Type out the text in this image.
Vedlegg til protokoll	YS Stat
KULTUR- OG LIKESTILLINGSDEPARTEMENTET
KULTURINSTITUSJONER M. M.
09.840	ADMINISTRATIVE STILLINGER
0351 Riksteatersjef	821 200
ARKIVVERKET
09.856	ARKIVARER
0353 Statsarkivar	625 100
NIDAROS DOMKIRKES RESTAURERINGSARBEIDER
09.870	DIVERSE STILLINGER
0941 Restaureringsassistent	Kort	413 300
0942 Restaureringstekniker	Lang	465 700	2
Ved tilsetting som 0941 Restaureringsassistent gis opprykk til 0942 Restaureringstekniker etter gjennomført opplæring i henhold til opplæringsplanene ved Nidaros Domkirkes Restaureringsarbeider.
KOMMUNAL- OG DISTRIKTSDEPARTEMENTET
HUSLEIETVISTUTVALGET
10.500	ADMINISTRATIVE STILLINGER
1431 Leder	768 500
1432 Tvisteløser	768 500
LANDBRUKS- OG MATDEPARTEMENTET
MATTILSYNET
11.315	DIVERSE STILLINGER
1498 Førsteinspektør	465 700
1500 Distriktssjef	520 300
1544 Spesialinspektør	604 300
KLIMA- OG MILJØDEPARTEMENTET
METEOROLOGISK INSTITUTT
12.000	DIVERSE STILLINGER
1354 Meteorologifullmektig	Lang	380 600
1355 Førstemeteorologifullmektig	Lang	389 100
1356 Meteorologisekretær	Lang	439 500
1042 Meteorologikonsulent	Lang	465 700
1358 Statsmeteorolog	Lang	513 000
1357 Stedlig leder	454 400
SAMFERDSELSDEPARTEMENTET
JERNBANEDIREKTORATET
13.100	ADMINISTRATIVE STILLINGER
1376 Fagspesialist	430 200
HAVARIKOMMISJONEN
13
==================================================
Task description
Show all lines in the entries above where the word "Lang" appears.

Correct output
0942 Restaureringstekniker	Lang	465 700	2
1354 Meteorologifullmektig	Lang	380 600
1355 Førstemeteorologifullmektig	Lang	389 100
1356 Meteorologisekretær	Lang	439 500
1042 Meteorologikonsulent	Lang	465 700
1358 Statsmeteorolog	Lang	513 000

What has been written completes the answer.